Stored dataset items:
_ _ _ _ _

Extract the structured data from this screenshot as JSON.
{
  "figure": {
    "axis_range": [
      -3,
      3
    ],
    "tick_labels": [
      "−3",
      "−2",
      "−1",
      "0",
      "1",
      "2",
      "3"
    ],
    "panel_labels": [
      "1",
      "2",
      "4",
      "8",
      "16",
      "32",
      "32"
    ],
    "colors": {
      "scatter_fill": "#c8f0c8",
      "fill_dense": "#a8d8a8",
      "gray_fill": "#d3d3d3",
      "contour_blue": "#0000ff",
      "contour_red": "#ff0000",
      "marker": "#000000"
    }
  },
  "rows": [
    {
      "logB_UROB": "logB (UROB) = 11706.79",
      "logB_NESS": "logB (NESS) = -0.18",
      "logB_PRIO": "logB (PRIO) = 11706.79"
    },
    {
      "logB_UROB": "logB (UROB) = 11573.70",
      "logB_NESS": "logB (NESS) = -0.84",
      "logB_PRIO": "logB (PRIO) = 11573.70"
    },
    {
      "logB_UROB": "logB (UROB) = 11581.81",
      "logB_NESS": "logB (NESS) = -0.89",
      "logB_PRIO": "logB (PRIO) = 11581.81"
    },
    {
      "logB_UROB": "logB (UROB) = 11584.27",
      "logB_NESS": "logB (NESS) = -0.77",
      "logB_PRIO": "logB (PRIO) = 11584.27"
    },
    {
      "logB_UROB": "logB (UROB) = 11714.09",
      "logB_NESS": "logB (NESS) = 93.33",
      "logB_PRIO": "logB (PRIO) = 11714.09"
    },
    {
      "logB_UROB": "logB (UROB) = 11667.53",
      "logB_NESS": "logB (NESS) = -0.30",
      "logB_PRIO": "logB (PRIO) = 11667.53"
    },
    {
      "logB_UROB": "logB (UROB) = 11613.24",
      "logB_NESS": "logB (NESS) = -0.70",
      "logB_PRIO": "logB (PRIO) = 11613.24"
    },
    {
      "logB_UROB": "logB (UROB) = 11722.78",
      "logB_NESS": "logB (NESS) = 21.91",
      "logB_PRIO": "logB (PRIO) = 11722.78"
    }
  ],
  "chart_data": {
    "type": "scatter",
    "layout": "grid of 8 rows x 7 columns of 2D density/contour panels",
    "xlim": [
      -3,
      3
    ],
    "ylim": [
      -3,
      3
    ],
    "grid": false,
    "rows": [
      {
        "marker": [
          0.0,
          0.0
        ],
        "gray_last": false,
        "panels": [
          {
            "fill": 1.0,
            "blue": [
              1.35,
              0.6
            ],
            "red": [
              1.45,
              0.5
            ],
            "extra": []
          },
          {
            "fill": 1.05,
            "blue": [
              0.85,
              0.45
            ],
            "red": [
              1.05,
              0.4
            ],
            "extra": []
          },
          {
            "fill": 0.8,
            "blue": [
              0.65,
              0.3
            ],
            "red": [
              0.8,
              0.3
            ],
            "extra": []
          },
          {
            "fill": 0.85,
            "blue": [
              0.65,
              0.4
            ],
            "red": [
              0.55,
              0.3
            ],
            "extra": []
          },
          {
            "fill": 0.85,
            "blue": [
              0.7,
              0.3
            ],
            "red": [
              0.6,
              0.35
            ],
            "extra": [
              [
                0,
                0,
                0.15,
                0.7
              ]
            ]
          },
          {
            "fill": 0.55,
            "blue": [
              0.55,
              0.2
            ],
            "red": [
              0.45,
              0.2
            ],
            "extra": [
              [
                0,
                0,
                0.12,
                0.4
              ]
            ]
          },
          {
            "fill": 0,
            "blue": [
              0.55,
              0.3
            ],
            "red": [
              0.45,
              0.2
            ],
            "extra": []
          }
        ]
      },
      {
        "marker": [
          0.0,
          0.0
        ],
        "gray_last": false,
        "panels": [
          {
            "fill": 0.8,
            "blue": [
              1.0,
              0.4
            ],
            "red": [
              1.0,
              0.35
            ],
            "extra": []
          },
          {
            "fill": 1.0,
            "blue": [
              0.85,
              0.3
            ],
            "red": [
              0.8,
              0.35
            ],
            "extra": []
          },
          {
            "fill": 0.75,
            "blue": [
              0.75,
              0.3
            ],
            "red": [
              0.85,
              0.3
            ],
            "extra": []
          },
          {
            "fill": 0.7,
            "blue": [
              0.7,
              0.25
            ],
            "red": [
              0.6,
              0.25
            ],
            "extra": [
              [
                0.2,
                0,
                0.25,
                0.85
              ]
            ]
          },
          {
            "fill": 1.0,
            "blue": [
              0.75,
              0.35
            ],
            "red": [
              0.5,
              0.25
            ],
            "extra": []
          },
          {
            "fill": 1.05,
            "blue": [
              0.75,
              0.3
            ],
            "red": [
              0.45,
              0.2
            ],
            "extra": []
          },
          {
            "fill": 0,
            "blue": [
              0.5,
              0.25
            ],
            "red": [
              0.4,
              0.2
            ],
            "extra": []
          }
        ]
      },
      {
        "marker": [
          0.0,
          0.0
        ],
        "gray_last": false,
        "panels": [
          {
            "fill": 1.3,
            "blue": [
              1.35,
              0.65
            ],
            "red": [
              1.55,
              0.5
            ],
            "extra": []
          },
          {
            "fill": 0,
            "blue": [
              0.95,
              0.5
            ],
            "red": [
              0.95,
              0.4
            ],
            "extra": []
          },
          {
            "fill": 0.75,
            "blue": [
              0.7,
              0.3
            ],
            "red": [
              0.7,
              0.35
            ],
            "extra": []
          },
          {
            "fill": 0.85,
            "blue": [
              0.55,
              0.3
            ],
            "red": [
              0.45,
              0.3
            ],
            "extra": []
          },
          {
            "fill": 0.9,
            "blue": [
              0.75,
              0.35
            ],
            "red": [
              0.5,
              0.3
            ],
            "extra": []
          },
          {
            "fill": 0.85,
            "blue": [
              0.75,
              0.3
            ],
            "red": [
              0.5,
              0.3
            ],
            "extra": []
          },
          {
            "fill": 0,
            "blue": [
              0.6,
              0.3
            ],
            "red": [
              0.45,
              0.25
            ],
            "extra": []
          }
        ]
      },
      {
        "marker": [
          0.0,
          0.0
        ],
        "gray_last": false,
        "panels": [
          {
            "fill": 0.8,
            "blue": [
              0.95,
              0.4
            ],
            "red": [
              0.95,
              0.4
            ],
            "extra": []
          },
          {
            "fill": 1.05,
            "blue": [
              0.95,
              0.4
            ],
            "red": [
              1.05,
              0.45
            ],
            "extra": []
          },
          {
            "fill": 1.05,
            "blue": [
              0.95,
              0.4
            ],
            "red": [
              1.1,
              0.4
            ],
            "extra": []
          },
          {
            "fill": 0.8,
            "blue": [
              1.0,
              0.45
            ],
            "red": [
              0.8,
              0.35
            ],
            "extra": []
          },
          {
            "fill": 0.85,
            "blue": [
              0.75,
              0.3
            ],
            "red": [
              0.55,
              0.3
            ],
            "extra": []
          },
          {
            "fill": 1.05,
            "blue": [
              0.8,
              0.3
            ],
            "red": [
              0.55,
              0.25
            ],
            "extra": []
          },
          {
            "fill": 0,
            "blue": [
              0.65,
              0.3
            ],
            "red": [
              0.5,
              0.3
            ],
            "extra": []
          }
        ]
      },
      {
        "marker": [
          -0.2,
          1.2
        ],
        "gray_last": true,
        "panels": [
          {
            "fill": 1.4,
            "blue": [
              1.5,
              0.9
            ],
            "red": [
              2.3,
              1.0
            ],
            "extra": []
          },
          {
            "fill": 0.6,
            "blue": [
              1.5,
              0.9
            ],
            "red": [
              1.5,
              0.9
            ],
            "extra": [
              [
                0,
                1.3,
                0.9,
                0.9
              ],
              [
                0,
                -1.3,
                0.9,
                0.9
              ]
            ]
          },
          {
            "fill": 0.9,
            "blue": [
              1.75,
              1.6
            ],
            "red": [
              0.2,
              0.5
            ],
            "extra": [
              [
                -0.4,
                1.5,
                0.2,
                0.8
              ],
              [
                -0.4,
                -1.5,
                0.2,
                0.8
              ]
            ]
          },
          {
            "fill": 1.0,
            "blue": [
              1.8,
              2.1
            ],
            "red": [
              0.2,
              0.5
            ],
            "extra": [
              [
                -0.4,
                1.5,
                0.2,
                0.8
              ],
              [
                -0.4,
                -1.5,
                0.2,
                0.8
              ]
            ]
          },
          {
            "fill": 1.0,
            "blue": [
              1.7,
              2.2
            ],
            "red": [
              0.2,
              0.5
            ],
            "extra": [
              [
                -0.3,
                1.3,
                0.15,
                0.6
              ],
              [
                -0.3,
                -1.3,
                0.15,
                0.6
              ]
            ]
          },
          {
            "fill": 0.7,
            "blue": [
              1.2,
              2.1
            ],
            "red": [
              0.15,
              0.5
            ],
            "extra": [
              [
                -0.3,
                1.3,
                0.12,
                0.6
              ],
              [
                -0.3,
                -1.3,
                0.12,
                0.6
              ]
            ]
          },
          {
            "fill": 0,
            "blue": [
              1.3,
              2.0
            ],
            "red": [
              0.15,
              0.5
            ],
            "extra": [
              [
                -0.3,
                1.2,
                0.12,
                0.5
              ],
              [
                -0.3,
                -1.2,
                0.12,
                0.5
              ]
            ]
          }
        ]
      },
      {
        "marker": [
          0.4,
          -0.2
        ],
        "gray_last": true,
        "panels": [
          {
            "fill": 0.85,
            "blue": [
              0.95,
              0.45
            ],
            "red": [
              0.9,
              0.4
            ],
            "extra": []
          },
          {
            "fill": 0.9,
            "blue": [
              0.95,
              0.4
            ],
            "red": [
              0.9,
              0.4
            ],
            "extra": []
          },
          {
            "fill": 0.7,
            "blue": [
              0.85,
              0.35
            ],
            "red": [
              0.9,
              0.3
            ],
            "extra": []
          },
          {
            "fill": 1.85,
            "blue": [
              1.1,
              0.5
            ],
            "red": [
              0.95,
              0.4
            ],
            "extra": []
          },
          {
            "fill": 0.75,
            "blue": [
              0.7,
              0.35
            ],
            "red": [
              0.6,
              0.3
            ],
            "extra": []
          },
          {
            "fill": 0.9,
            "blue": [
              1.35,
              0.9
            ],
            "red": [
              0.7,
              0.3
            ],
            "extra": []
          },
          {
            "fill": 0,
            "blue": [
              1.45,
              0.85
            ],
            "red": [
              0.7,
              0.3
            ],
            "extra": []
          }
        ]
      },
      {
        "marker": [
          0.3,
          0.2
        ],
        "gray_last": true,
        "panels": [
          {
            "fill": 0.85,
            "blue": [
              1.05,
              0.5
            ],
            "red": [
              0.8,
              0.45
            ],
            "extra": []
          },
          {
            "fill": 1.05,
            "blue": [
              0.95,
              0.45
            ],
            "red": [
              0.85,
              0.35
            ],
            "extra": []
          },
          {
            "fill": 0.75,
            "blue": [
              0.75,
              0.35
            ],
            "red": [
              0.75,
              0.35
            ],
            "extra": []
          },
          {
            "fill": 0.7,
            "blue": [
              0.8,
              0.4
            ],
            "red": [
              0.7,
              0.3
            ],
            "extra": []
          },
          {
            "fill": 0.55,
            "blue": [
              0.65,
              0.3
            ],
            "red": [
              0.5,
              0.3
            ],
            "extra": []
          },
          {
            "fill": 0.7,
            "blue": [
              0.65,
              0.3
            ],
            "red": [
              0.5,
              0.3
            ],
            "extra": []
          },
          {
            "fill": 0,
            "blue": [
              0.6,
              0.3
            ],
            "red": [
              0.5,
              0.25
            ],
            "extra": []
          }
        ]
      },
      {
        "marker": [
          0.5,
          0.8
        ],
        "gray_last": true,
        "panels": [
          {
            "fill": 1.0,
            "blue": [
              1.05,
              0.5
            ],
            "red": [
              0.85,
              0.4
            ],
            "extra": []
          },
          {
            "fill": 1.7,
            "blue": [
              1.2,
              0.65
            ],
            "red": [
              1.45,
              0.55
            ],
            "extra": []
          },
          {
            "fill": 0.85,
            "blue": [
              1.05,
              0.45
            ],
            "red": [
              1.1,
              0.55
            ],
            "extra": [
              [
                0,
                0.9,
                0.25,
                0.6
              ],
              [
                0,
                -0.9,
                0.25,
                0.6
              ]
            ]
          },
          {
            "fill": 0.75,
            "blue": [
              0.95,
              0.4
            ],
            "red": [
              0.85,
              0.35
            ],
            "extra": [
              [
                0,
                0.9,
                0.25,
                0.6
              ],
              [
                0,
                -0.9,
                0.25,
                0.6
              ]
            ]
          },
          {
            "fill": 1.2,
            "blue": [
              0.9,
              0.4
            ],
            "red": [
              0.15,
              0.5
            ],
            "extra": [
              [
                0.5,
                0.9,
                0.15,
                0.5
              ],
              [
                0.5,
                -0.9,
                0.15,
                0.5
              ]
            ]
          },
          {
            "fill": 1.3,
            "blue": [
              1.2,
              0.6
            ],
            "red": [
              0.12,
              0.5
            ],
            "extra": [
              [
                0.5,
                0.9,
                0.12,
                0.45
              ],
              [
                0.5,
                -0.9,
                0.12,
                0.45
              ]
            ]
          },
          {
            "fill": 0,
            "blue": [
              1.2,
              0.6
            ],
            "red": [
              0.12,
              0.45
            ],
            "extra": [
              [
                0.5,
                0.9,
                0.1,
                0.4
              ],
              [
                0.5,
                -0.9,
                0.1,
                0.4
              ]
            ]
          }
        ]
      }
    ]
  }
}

_ _ _ _ _

_Your task:_ Select all lines with the word "NESS" from the entries above.

_Task result:_
      "logB_NESS": "logB (NESS) = -0.18",
      "logB_NESS": "logB (NESS) = -0.84",
      "logB_NESS": "logB (NESS) = -0.89",
      "logB_NESS": "logB (NESS) = -0.77",
      "logB_NESS": "logB (NESS) = 93.33",
      "logB_NESS": "logB (NESS) = -0.30",
      "logB_NESS": "logB (NESS) = -0.70",
      "logB_NESS": "logB (NESS) = 21.91",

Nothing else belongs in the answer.